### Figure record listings
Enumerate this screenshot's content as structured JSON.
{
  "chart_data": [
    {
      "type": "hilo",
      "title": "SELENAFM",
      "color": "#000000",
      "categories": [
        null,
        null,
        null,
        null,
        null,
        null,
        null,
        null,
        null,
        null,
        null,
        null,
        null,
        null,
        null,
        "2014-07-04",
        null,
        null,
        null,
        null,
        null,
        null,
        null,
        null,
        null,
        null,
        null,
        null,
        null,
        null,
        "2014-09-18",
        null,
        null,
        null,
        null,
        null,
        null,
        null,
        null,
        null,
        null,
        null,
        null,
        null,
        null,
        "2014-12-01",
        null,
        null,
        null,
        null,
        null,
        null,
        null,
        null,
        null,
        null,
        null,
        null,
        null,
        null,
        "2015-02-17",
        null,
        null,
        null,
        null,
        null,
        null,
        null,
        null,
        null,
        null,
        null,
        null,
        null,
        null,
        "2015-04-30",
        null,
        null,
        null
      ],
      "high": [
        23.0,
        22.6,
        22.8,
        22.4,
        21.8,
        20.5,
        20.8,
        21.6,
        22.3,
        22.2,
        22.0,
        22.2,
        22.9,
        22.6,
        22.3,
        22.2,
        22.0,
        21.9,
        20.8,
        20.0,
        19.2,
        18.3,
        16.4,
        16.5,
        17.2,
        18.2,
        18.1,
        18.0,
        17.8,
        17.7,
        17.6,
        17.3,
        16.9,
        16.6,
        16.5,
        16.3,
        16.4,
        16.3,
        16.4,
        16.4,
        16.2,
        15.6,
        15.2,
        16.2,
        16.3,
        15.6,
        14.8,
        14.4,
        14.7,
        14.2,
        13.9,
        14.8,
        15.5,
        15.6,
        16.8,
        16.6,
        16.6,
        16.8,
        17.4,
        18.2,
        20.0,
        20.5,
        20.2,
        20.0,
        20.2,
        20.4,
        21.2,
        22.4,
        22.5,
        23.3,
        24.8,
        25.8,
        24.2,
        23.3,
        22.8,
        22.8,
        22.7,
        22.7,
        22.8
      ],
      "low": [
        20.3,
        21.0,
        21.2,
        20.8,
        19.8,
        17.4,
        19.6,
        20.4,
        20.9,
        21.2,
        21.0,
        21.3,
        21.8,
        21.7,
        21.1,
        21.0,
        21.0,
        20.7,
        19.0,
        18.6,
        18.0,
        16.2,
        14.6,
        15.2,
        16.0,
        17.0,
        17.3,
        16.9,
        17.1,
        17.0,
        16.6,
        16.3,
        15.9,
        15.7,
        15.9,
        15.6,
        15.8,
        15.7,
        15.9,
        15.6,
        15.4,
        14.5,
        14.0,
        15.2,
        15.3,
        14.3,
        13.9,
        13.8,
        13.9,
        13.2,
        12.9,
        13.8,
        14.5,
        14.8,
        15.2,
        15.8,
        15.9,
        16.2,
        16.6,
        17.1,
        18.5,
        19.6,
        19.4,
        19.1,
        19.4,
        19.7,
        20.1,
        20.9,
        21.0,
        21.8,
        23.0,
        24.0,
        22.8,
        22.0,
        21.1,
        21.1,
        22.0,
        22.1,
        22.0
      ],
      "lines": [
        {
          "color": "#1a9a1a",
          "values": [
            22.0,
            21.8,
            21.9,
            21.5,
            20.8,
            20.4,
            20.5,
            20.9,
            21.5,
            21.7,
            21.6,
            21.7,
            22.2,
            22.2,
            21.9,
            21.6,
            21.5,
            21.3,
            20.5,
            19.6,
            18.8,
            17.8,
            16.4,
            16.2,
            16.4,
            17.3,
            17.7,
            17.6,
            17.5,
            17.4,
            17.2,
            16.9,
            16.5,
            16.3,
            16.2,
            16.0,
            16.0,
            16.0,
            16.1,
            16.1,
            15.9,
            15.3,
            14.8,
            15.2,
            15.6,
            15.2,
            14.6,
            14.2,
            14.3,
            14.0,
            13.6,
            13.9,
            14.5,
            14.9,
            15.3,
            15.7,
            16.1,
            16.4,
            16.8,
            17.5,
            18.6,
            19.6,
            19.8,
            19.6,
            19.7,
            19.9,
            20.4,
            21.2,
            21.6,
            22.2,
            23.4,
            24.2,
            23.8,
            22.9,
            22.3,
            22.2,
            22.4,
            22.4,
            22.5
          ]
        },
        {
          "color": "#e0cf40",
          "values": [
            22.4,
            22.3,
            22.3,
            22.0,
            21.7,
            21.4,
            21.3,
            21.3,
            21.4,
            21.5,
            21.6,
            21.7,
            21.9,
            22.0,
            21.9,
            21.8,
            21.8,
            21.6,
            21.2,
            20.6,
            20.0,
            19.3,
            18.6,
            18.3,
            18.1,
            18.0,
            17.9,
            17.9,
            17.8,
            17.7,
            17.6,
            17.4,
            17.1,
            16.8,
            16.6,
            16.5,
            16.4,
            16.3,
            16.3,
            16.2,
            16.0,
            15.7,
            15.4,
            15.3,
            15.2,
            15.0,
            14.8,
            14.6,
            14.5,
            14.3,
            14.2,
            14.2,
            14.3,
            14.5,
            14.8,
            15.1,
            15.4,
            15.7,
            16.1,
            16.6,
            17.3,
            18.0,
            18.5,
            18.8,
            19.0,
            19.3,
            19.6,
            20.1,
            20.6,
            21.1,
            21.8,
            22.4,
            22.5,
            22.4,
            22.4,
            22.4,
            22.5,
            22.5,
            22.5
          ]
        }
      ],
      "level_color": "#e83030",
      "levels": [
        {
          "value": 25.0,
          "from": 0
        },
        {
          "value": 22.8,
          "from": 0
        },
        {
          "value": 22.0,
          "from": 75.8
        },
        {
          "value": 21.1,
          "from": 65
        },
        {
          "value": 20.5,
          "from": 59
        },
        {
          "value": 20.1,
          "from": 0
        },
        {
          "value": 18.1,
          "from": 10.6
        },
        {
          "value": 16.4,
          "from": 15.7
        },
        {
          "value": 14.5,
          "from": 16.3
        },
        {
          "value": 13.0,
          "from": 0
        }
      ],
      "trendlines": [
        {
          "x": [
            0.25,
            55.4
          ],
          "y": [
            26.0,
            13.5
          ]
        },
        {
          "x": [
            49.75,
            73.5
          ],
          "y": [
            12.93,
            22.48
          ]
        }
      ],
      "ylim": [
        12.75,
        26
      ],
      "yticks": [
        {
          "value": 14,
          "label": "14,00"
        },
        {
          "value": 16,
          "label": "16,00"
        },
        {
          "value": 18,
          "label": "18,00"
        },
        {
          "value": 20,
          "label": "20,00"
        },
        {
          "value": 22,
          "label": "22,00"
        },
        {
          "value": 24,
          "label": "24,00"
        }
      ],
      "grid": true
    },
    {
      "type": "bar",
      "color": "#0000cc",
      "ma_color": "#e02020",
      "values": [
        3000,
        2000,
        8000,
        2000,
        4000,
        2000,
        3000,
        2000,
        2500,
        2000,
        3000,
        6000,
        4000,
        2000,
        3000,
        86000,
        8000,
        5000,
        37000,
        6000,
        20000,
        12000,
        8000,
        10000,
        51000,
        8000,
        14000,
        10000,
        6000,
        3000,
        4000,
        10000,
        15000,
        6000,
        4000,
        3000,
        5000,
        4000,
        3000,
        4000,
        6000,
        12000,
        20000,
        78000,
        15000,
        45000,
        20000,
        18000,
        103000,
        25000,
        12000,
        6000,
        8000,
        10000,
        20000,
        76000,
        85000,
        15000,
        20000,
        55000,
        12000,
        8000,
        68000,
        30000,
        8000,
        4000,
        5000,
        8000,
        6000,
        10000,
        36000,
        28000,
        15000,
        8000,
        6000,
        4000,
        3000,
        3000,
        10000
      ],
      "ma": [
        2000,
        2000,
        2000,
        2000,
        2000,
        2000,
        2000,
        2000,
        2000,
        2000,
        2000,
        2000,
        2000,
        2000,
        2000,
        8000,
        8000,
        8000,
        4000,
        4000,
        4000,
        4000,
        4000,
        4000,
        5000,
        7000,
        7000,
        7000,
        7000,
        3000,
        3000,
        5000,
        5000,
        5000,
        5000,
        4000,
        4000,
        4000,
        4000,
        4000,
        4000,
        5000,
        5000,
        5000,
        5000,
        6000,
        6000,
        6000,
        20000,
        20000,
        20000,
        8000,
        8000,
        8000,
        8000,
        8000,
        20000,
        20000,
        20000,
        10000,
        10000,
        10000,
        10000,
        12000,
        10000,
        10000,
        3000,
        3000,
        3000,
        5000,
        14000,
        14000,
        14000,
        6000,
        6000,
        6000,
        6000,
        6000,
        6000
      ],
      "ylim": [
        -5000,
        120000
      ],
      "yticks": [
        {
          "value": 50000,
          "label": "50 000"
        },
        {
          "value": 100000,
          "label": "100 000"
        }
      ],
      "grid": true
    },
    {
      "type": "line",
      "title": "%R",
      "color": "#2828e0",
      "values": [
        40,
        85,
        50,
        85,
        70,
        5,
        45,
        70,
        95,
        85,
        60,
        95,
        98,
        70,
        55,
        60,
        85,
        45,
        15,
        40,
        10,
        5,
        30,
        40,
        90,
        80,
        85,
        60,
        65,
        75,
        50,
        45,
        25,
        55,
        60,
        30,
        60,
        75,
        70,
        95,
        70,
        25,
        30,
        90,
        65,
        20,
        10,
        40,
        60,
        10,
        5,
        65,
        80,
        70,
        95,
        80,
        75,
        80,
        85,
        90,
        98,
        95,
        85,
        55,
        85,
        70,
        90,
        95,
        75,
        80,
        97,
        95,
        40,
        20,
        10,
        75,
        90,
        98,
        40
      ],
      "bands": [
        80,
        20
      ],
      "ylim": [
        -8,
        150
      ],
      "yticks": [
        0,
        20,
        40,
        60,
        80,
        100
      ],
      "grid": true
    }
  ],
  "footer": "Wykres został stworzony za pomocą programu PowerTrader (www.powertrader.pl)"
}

### Required work
State how many lines of the records above contain "label", with no words besides the number.

### Task response
8